*EXERCISE REQUIREMENTS*: Locate each line in the records containing "battle". Copy it.

[Dataset items]
----------------------------------------

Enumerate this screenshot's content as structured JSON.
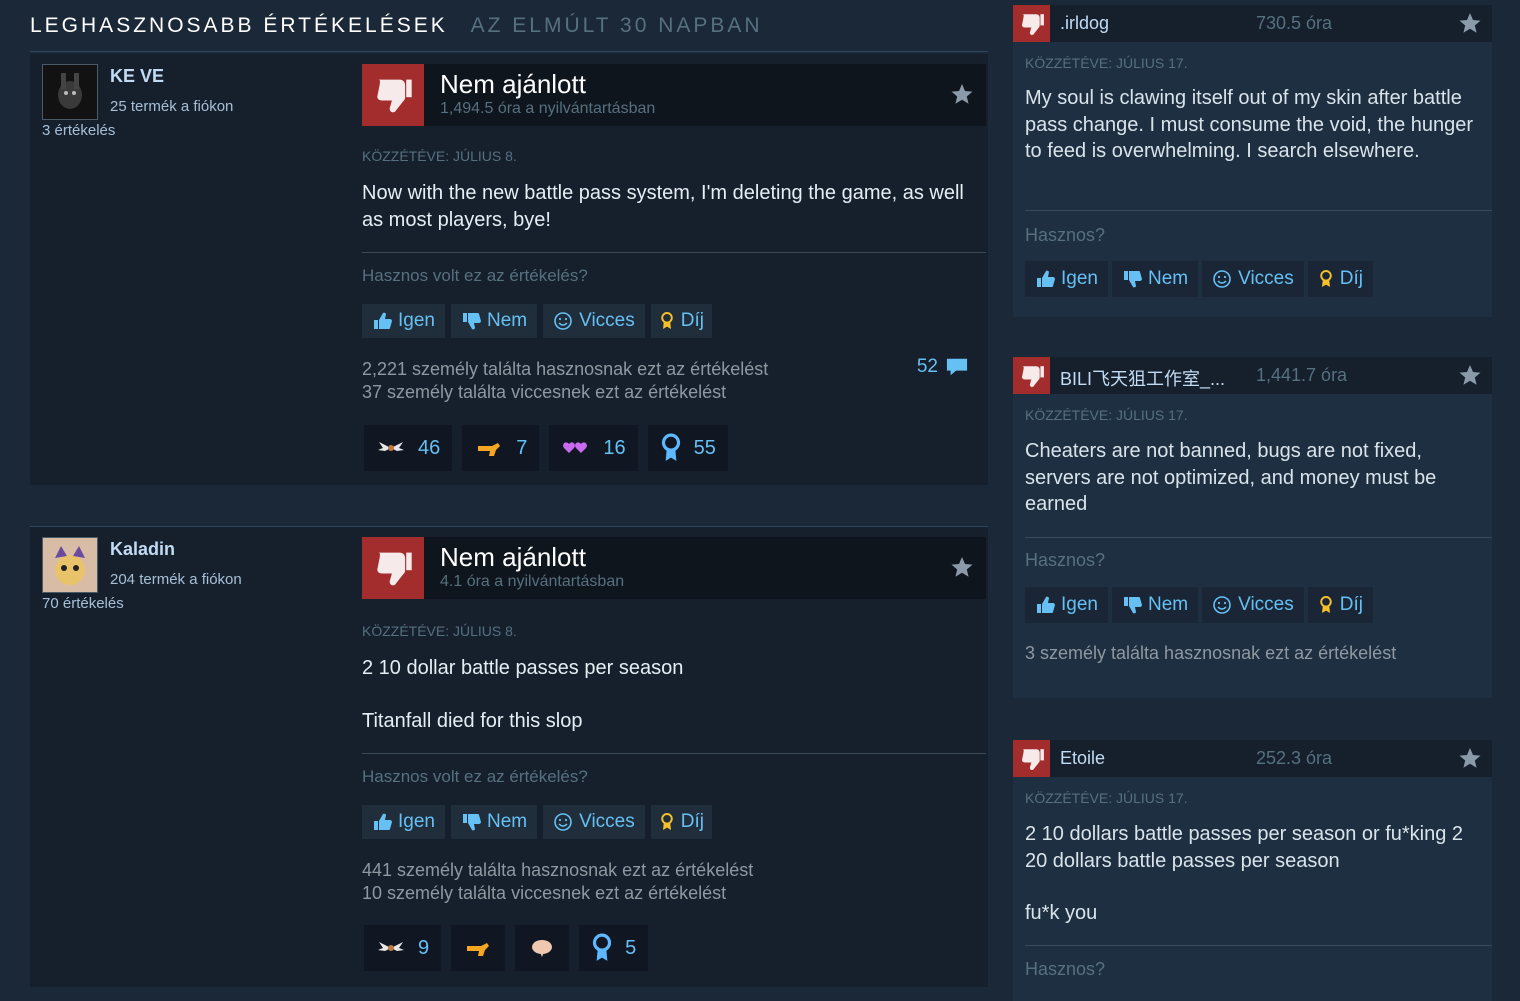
{
  "section": {
    "title": "LEGHASZNOSABB ÉRTÉKELÉSEK",
    "subtitle": "AZ ELMÚLT 30 NAPBAN"
  },
  "buttons": {
    "yes": "Igen",
    "no": "Nem",
    "funny": "Vicces",
    "award": "Díj"
  },
  "left_reviews": [
    {
      "author": {
        "name": "KE VE",
        "products": "25 termék a fiókon",
        "reviews": "3 értékelés"
      },
      "verdict": "Nem ajánlott",
      "hours": "1,494.5 óra a nyilvántartásban",
      "posted": "KÖZZÉTÉVE: JÚLIUS 8.",
      "text": "Now with the new battle pass system, I'm deleting the game, as well as most players, bye!",
      "helpful_question": "Hasznos volt ez az értékelés?",
      "helpful_stat": "2,221 személy találta hasznosnak ezt az értékelést",
      "funny_stat": "37 személy találta viccesnek ezt az értékelést",
      "comment_count": "52",
      "awards": [
        "46",
        "7",
        "16",
        "55"
      ]
    },
    {
      "author": {
        "name": "Kaladin",
        "products": "204 termék a fiókon",
        "reviews": "70 értékelés"
      },
      "verdict": "Nem ajánlott",
      "hours": "4.1 óra a nyilvántartásban",
      "posted": "KÖZZÉTÉVE: JÚLIUS 8.",
      "text_line1": "2 10 dollar battle passes per season",
      "text_line2": "Titanfall died for this slop",
      "helpful_question": "Hasznos volt ez az értékelés?",
      "helpful_stat": "441 személy találta hasznosnak ezt az értékelést",
      "funny_stat": "10 személy találta viccesnek ezt az értékelést",
      "awards": [
        "9",
        "",
        "",
        "5"
      ]
    }
  ],
  "right_reviews": [
    {
      "name": ".irldog",
      "hours": "730.5 óra",
      "posted": "KÖZZÉTÉVE: JÚLIUS 17.",
      "text": "My soul is clawing itself out of my skin after battle pass change. I must consume the void, the hunger to feed is overwhelming. I search elsewhere.",
      "helpful_question": "Hasznos?"
    },
    {
      "name": "BILI飞天狙工作室_...",
      "hours": "1,441.7 óra",
      "posted": "KÖZZÉTÉVE: JÚLIUS 17.",
      "text": "Cheaters are not banned, bugs are not fixed, servers are not optimized, and money must be earned",
      "helpful_question": "Hasznos?",
      "helpful_stat": "3 személy találta hasznosnak ezt az értékelést"
    },
    {
      "name": "Etoile",
      "hours": "252.3 óra",
      "posted": "KÖZZÉTÉVE: JÚLIUS 17.",
      "text_line1": "2 10 dollars battle passes per season or fu*king 2 20 dollars battle passes per season",
      "text_line2": "fu*k you",
      "helpful_question": "Hasznos?"
    }
  ],
  "colors": {
    "background": "#1b2838",
    "thumb_down": "#a22d2c",
    "link_blue": "#66c0f4"
  }
}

----------------------------------------

*EXPECTED ANSWER*:
      "text": "Now with the new battle pass system, I'm deleting the game, as well as most players, bye!",
      "text_line1": "2 10 dollar battle passes per season",
      "text": "My soul is clawing itself out of my skin after battle pass change. I must consume the void, the hunger to feed is overwhelming. I search elsewhere.",
      "text_line1": "2 10 dollars battle passes per season or fu*king 2 20 dollars battle passes per season",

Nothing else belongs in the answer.